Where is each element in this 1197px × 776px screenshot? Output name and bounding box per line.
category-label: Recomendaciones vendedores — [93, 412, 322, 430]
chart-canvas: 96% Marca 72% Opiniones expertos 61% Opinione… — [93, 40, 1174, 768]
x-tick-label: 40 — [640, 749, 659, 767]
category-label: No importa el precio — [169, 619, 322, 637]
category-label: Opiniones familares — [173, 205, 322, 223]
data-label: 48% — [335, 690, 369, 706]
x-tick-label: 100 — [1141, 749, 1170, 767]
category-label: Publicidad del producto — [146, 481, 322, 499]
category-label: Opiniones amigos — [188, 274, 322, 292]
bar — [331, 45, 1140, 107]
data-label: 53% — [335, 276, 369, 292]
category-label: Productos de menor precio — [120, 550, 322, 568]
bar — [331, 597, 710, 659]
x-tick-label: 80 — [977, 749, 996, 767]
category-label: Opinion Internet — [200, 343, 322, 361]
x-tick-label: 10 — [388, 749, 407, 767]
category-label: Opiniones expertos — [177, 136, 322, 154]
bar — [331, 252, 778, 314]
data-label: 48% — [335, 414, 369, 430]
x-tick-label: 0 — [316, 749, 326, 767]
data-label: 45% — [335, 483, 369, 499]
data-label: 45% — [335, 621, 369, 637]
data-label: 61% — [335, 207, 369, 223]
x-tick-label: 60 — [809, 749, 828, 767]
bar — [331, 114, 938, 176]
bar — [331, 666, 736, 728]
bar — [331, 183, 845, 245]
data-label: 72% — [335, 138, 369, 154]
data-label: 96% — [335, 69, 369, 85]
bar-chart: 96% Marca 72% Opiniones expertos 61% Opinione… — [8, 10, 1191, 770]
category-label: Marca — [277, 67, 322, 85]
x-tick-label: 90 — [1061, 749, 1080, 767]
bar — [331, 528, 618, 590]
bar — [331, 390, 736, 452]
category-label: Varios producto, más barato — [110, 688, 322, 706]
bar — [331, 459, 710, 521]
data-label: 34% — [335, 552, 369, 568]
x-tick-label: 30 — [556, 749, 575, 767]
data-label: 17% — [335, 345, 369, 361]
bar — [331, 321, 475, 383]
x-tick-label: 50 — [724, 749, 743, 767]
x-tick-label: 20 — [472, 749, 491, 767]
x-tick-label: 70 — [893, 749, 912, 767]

——

* **GIVEN INSTRUCTION**:
Reproduce verbatim everything from the beginning of the material down to and including the line that contains "chart-canvas: 96% Marca".

* **REPLY**:
Where is each element in this 1197px × 776px screenshot? Output name and bounding box per line.
category-label: Recomendaciones vendedores — [93, 412, 322, 430]
chart-canvas: 96% Marca 72% Opiniones expertos 61% Opinione… — [93, 40, 1174, 768]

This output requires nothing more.